--- START GIVEN INFORMATION ---

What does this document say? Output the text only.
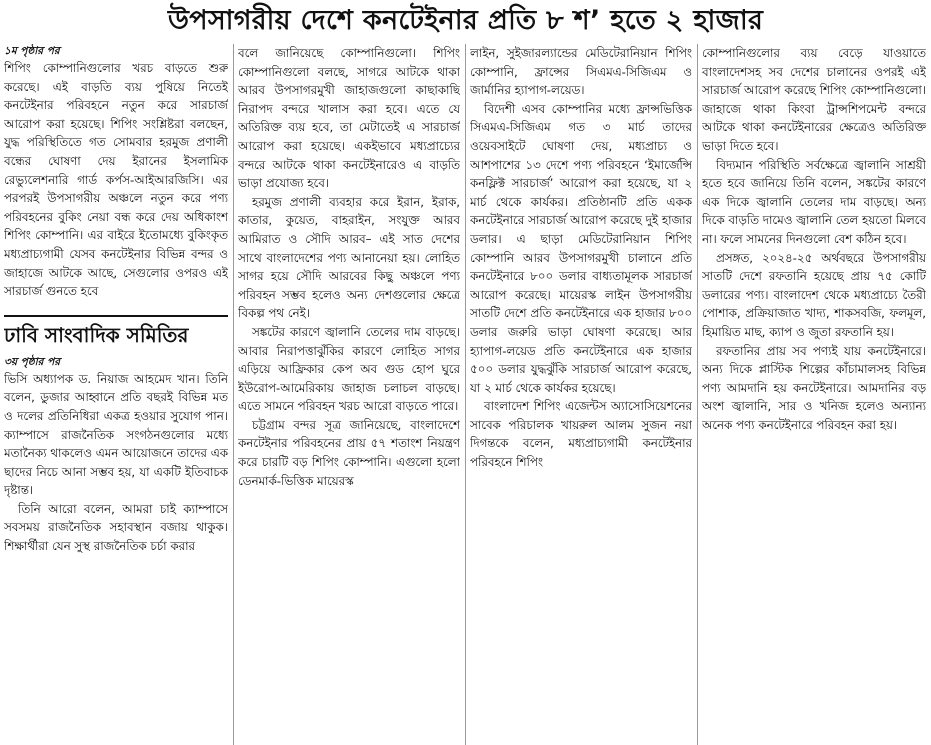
উপসাগরীয় দেশে কনটেইনার প্রতি ৮ শ’ হতে ২ হাজার

১ম পৃষ্ঠার পর

শিপিং কোম্পানিগুলোর খরচ বাড়তে শুরু করেছে। এই বাড়তি ব্যয় পুষিয়ে নিতেই কনটেইনার পরিবহনে নতুন করে সারচার্জ আরোপ করা হয়েছে। শিপিং সংশ্লিষ্টরা বলছেন, যুদ্ধ পরিস্থিতিতে গত সোমবার হরমুজ প্রণালী বন্ধের ঘোষণা দেয় ইরানের ইসলামিক রেভ্যুলেশনারি গার্ড কর্পস-আইআরজিসি। এর পরপরই উপসাগরীয় অঞ্চলে নতুন করে পণ্য পরিবহনের বুকিং নেয়া বন্ধ করে দেয় অধিকাংশ শিপিং কোম্পানি। এর বাইরে ইতোমধ্যে বুকিংকৃত মধ্যপ্রাচ্যগামী যেসব কনটেইনার বিভিন্ন বন্দর ও জাহাজে আটকে আছে, সেগুলোর ওপরও এই সারচার্জ গুনতে হবে

ঢাবি সাংবাদিক সমিতির

৩য় পৃষ্ঠার পর

ভিসি অধ্যাপক ড. নিয়াজ আহমেদ খান। তিনি বলেন, ডুজার আহ্বানে প্রতি বছরই বিভিন্ন মত ও দলের প্রতিনিধিরা একত্র হওয়ার সুযোগ পান। ক্যাম্পাসে রাজনৈতিক সংগঠনগুলোর মধ্যে মতানৈক্য থাকলেও এমন আয়োজনে তাদের এক ছাদের নিচে আনা সম্ভব হয়, যা একটি ইতিবাচক দৃষ্টান্ত।

তিনি আরো বলেন, আমরা চাই ক্যাম্পাসে সবসময় রাজনৈতিক সহাবস্থান বজায় থাকুক। শিক্ষার্থীরা যেন সুস্থ রাজনৈতিক চর্চা করার

বলে জানিয়েছে কোম্পানিগুলো। শিপিং কোম্পানিগুলো বলছে, সাগরে আটকে থাকা আরব উপসাগরমুখী জাহাজগুলো কাছাকাছি নিরাপদ বন্দরে খালাস করা হবে। এতে যে অতিরিক্ত ব্যয় হবে, তা মেটাতেই এ সারচার্জ আরোপ করা হয়েছে। একইভাবে মধ্যপ্রাচ্যের বন্দরে আটকে থাকা কনটেইনারেও এ বাড়তি ভাড়া প্রযোজ্য হবে।

হরমুজ প্রণালী ব্যবহার করে ইরান, ইরাক, কাতার, কুয়েত, বাহরাইন, সংযুক্ত আরব আমিরাত ও সৌদি আরব– এই সাত দেশের সাথে বাংলাদেশের পণ্য আনানেয়া হয়। লোহিত সাগর হয়ে সৌদি আরবের কিছু অঞ্চলে পণ্য পরিবহন সম্ভব হলেও অন্য দেশগুলোর ক্ষেত্রে বিকল্প পথ নেই।

সঙ্কটের কারণে জ্বালানি তেলের দাম বাড়ছে। আবার নিরাপত্তাঝুঁকির কারণে লোহিত সাগর এড়িয়ে আফ্রিকার কেপ অব গুড হোপ ঘুরে ইউরোপ-আমেরিকায় জাহাজ চলাচল বাড়ছে। এতে সামনে পরিবহন খরচ আরো বাড়তে পারে।

চট্টগ্রাম বন্দর সূত্র জানিয়েছে, বাংলাদেশে কনটেইনার পরিবহনের প্রায় ৫৭ শতাংশ নিয়ন্ত্রণ করে চারটি বড় শিপিং কোম্পানি। এগুলো হলো ডেনমার্ক-ভিত্তিক মায়েরস্ক

লাইন, সুইজারল্যান্ডের মেডিটেরানিয়ান শিপিং কোম্পানি, ফ্রান্সের সিএমএ-সিজিএম ও জার্মানির হ্যাপাগ-লয়েড।

বিদেশী এসব কোম্পানির মধ্যে ফ্রান্সভিত্তিক সিএমএ-সিজিএম গত ৩ মার্চ তাদের ওয়েবসাইটে ঘোষণা দেয়, মধ্যপ্রাচ্য ও আশপাশের ১৩ দেশে পণ্য পরিবহনে ‘ইমার্জেন্সি কনফ্লিক্ট সারচার্জ’ আরোপ করা হয়েছে, যা ২ মার্চ থেকে কার্যকর। প্রতিষ্ঠানটি প্রতি একক কনটেইনারে সারচার্জ আরোপ করেছে দুই হাজার ডলার। এ ছাড়া মেডিটেরানিয়ান শিপিং কোম্পানি আরব উপসাগরমুখী চালানে প্রতি কনটেইনারে ৮০০ ডলার বাধ্যতামূলক সারচার্জ আরোপ করেছে। মায়েরস্ক লাইন উপসাগরীয় সাতটি দেশে প্রতি কনটেইনারে এক হাজার ৮০০ ডলার জরুরি ভাড়া ঘোষণা করেছে। আর হ্যাপাগ-লয়েড প্রতি কনটেইনারে এক হাজার ৫০০ ডলার যুদ্ধঝুঁকি সারচার্জ আরোপ করেছে, যা ২ মার্চ থেকে কার্যকর হয়েছে।

বাংলাদেশ শিপিং এজেন্টস অ্যাসোসিয়েশনের সাবেক পরিচালক খায়রুল আলম সুজন নয়া দিগন্তকে বলেন, মধ্যপ্রাচ্যগামী কনটেইনার পরিবহনে শিপিং

কোম্পানিগুলোর ব্যয় বেড়ে যাওয়াতে বাংলাদেশসহ সব দেশের চালানের ওপরই এই সারচার্জ আরোপ করেছে শিপিং কোম্পানিগুলো। জাহাজে থাকা কিংবা ট্রান্সশিপমেন্ট বন্দরে আটকে থাকা কনটেইনারের ক্ষেত্রেও অতিরিক্ত ভাড়া দিতে হবে।

বিদ্যমান পরিস্থিতি সর্বক্ষেত্রে জ্বালানি সাশ্রয়ী হতে হবে জানিয়ে তিনি বলেন, সঙ্কটের কারণে এক দিকে জ্বালানি তেলের দাম বাড়ছে। অন্য দিকে বাড়তি দামেও জ্বালানি তেল হয়তো মিলবে না। ফলে সামনের দিনগুলো বেশ কঠিন হবে।

প্রসঙ্গত, ২০২৪-২৫ অর্থবছরে উপসাগরীয় সাতটি দেশে রফতানি হয়েছে প্রায় ৭৫ কোটি ডলারের পণ্য। বাংলাদেশ থেকে মধ্যপ্রাচ্যে তৈরী পোশাক, প্রক্রিয়াজাত খাদ্য, শাকসবজি, ফলমূল, হিমায়িত মাছ, ক্যাপ ও জুতা রফতানি হয়।

রফতানির প্রায় সব পণ্যই যায় কনটেইনারে। অন্য দিকে প্লাস্টিক শিল্পের কাঁচামালসহ বিভিন্ন পণ্য আমদানি হয় কনটেইনারে। আমদানির বড় অংশ জ্বালানি, সার ও খনিজ হলেও অন্যান্য অনেক পণ্য কনটেইনারে পরিবহন করা হয়।
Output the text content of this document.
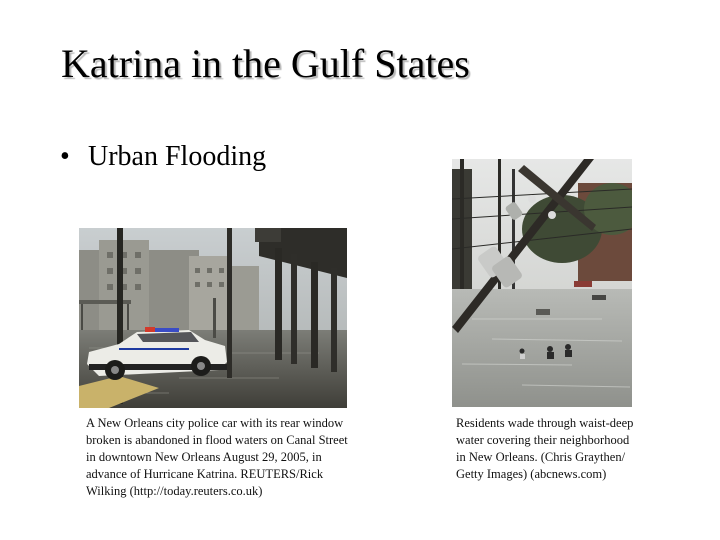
Katrina in the Gulf States
• Urban Flooding
A New Orleans city police car with its rear window broken is abandoned in flood waters on Canal Street in downtown New Orleans August 29, 2005, in advance of Hurricane Katrina. REUTERS/Rick Wilking (http://today.reuters.co.uk)
Residents wade through waist-deep water covering their neighborhood in New Orleans. (Chris Graythen/ Getty Images) (abcnews.com)
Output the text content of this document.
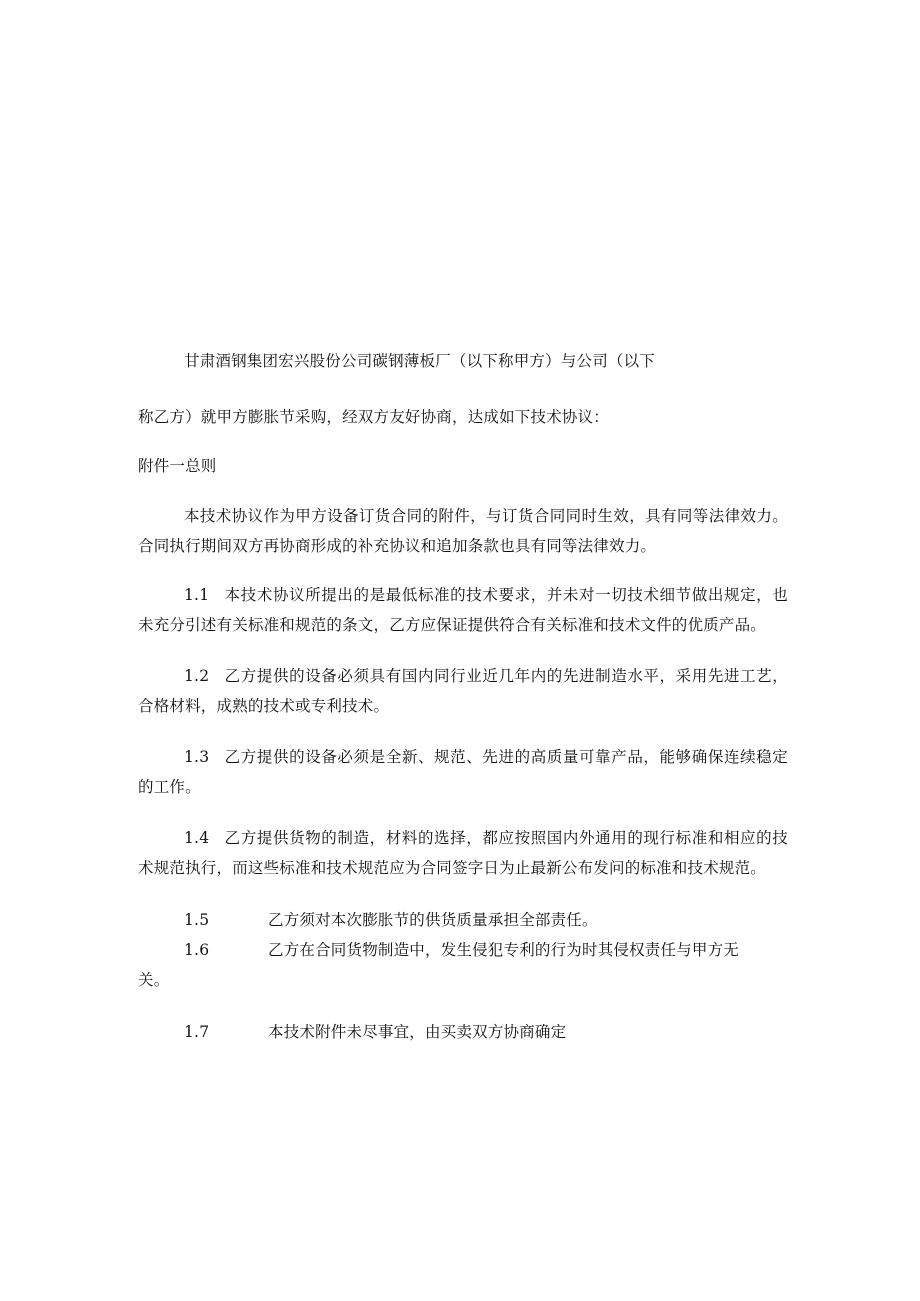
甘肃酒钢集团宏兴股份公司碳钢薄板厂（以下称甲方）与公司（以下
称乙方）就甲方膨胀节采购，经双方友好协商，达成如下技术协议：
附件一总则
本技术协议作为甲方设备订货合同的附件，与订货合同同时生效，具有同等法律效力。合同执行期间双方再协商形成的补充协议和追加条款也具有同等法律效力。
1.1 本技术协议所提出的是最低标准的技术要求，并未对一切技术细节做出规定，也未充分引述有关标准和规范的条文，乙方应保证提供符合有关标准和技术文件的优质产品。
1.2 乙方提供的设备必须具有国内同行业近几年内的先进制造水平，采用先进工艺，合格材料，成熟的技术或专利技术。
1.3 乙方提供的设备必须是全新、规范、先进的高质量可靠产品，能够确保连续稳定的工作。
1.4 乙方提供货物的制造，材料的选择，都应按照国内外通用的现行标准和相应的技术规范执行，而这些标准和技术规范应为合同签字日为止最新公布发问的标准和技术规范。
1.5	乙方须对本次膨胀节的供货质量承担全部责任。
1.6	乙方在合同货物制造中，发生侵犯专利的行为时其侵权责任与甲方无
关。
1.7	本技术附件未尽事宜，由买卖双方协商确定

--- END GIVEN INFORMATION ---

**GIVEN TASK**
From the entries above, copy out every line where the string "Katrina" appears.

**CORRECT RESPONSE**
Katrina in the Gulf States
A New Orleans city police car with its rear window broken is abandoned in flood waters on Canal Street in downtown New Orleans August 29, 2005, in advance of Hurricane Katrina. REUTERS/Rick Wilking (http://today.reuters.co.uk)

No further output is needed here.